— Start —

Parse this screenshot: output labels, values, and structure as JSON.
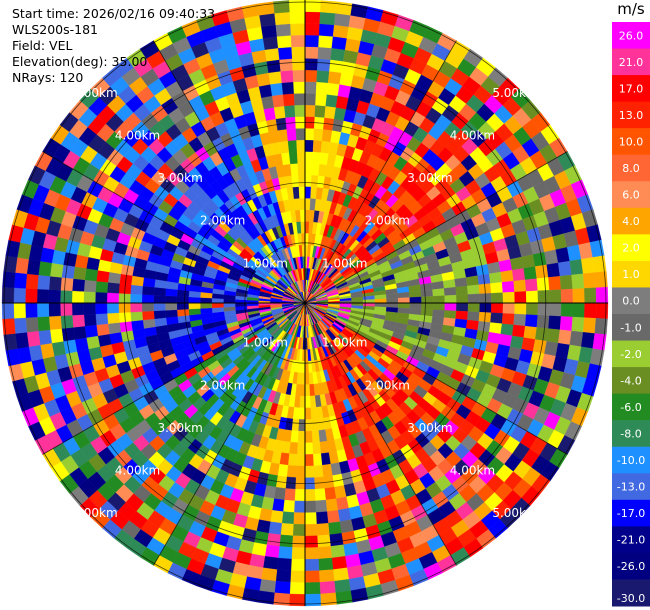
{
  "header": {
    "start_time": "Start time: 2026/02/16 09:40:33",
    "instrument": "WLS200s-181",
    "field": "Field: VEL",
    "elevation": "Elevation(deg): 35.00",
    "nrays": "NRays: 120"
  },
  "chart_data": {
    "type": "heatmap",
    "projection": "polar-ppi",
    "field": "VEL",
    "n_rays": 120,
    "max_range_km": 5.0,
    "range_labels": [
      "1.00km",
      "2.00km",
      "3.00km",
      "4.00km",
      "5.00km"
    ],
    "range_rings_km": [
      1,
      2,
      3,
      4,
      5
    ],
    "spokes_deg": [
      0,
      30,
      60,
      90,
      120,
      150,
      180,
      210,
      240,
      270,
      300,
      330
    ],
    "colorbar": {
      "unit": "m/s",
      "tick_labels": [
        "26.0",
        "21.0",
        "17.0",
        "13.0",
        "10.0",
        "8.0",
        "6.0",
        "4.0",
        "2.0",
        "1.0",
        "0.0",
        "-1.0",
        "-2.0",
        "-4.0",
        "-6.0",
        "-8.0",
        "-10.0",
        "-13.0",
        "-17.0",
        "-21.0",
        "-26.0",
        "-30.0"
      ],
      "colors": [
        "#ff00ff",
        "#ff3399",
        "#ff0000",
        "#ff2200",
        "#ff5500",
        "#ff6633",
        "#ff8c55",
        "#ffa500",
        "#ffff00",
        "#ffd700",
        "#7d7d7d",
        "#696969",
        "#9acd32",
        "#6b8e23",
        "#228b22",
        "#2e8b57",
        "#1e90ff",
        "#4169e1",
        "#0000ff",
        "#00008b",
        "#000080",
        "#191970"
      ]
    },
    "dominant_patterns": [
      {
        "azimuth_deg": 0,
        "description_color": "#ffff00",
        "value_range": [
          2,
          6
        ]
      },
      {
        "azimuth_deg": 30,
        "description_color": "#ff3300",
        "value_range": [
          10,
          21
        ]
      },
      {
        "azimuth_deg": 150,
        "description_color": "#ff3300",
        "value_range": [
          10,
          21
        ]
      },
      {
        "azimuth_deg": 180,
        "description_color": "#ffff00",
        "value_range": [
          2,
          6
        ]
      },
      {
        "azimuth_deg": 270,
        "description_color": "#0000ff",
        "value_range": [
          -21,
          -13
        ]
      }
    ]
  }
}
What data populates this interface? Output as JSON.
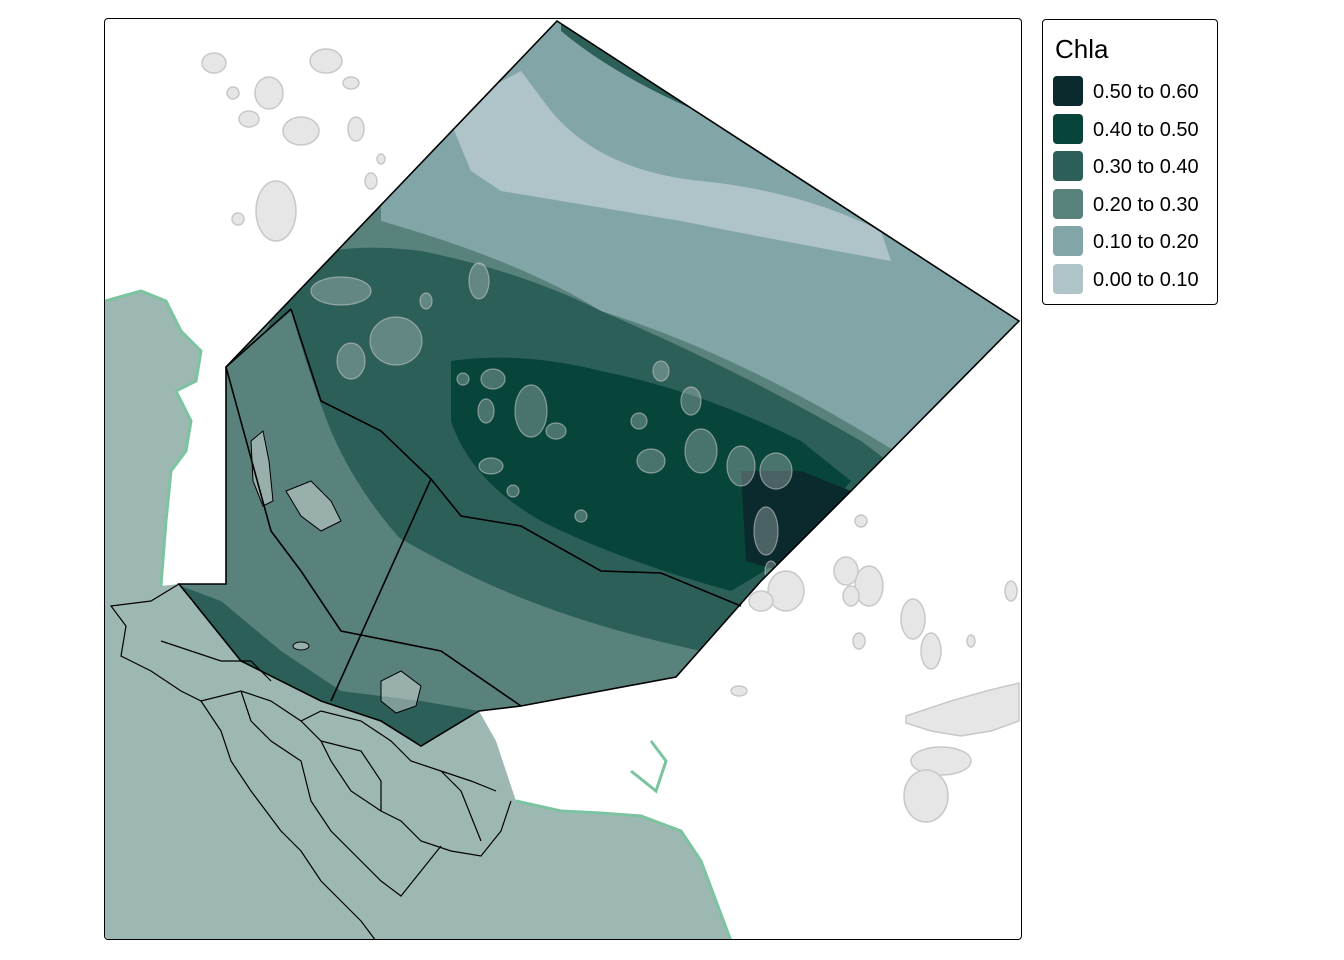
{
  "legend": {
    "title": "Chla",
    "classes": [
      {
        "label": "0.50 to 0.60",
        "color": "#0a2a2e"
      },
      {
        "label": "0.40 to 0.50",
        "color": "#07443a"
      },
      {
        "label": "0.30 to 0.40",
        "color": "#2c5f58"
      },
      {
        "label": "0.20 to 0.30",
        "color": "#5a827d"
      },
      {
        "label": "0.10 to 0.20",
        "color": "#82a5a8"
      },
      {
        "label": "0.00 to 0.10",
        "color": "#aec4c8"
      }
    ]
  },
  "map_colors": {
    "land": "#9db8b2",
    "coast": "#7cc4a0",
    "island_fill": "#e6e6e6",
    "island_stroke": "#c8c8c8",
    "boundary": "#000000",
    "background": "#ffffff"
  }
}
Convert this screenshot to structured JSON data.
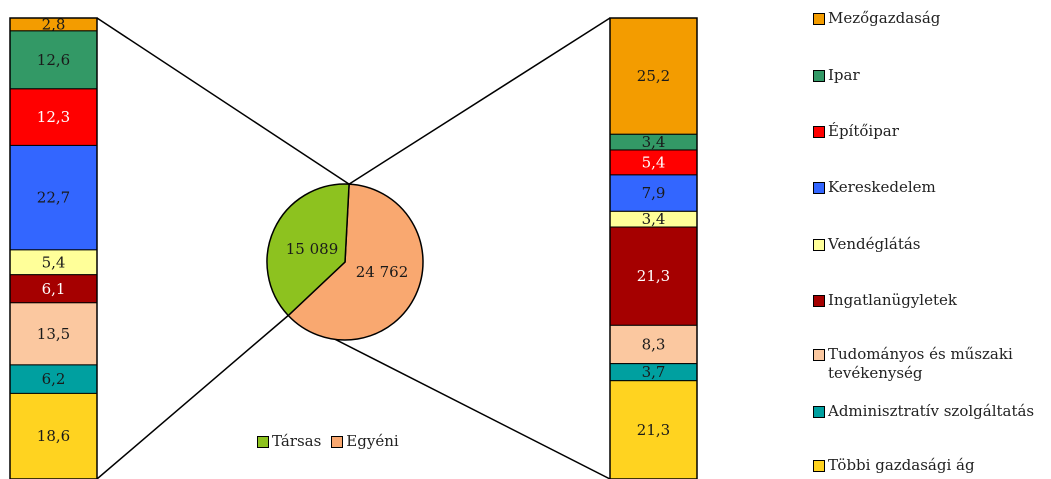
{
  "chart_data": {
    "type": "bar-of-pie",
    "pie": {
      "slices": [
        {
          "name": "Társas",
          "value": 15089,
          "label": "15 089",
          "color": "#8DC21F"
        },
        {
          "name": "Egyéni",
          "value": 24762,
          "label": "24 762",
          "color": "#F9A870"
        }
      ]
    },
    "categories": [
      "Mezőgazdaság",
      "Ipar",
      "Építőipar",
      "Kereskedelem",
      "Vendéglátás",
      "Ingatlanügyletek",
      "Tudományos és műszaki tevékenység",
      "Adminisztratív szolgáltatás",
      "Többi gazdasági ág"
    ],
    "colors": [
      "#F39C00",
      "#339966",
      "#FF0000",
      "#3366FF",
      "#FFFF99",
      "#A50000",
      "#FBC8A0",
      "#00A0A0",
      "#FFD320"
    ],
    "series": [
      {
        "name": "Társas",
        "values": [
          2.8,
          12.6,
          12.3,
          22.7,
          5.4,
          6.1,
          13.5,
          6.2,
          18.6
        ],
        "labels": [
          "2,8",
          "12,6",
          "12,3",
          "22,7",
          "5,4",
          "6,1",
          "13,5",
          "6,2",
          "18,6"
        ]
      },
      {
        "name": "Egyéni",
        "values": [
          25.2,
          3.4,
          5.4,
          7.9,
          3.4,
          21.3,
          8.3,
          3.7,
          21.3
        ],
        "labels": [
          "25,2",
          "3,4",
          "5,4",
          "7,9",
          "3,4",
          "21,3",
          "8,3",
          "3,7",
          "21,3"
        ]
      }
    ]
  },
  "legend": {
    "items": [
      "Mezőgazdaság",
      "Ipar",
      "Építőipar",
      "Kereskedelem",
      "Vendéglátás",
      "Ingatlanügyletek",
      "Tudományos és műszaki tevékenység",
      "Adminisztratív szolgáltatás",
      "Többi gazdasági ág"
    ],
    "pie_items": [
      "Társas",
      "Egyéni"
    ]
  }
}
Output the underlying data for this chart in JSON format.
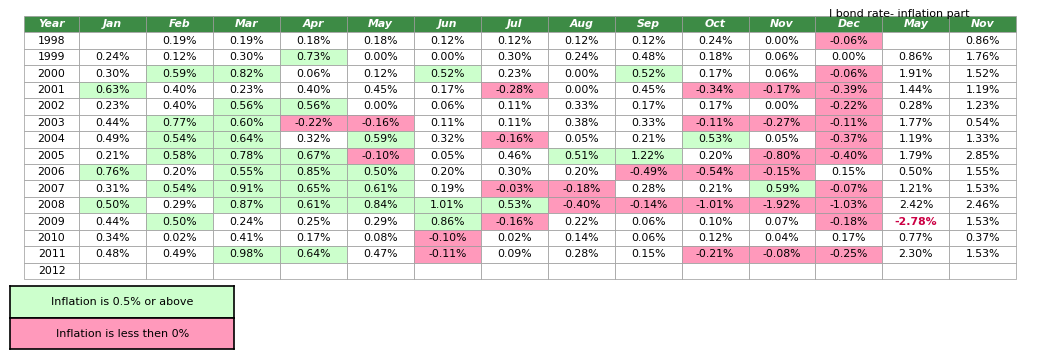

— End —

In the entries above, some lines may contain the string "screenshot"; report how many, without additional comment.

> **The completed task**
2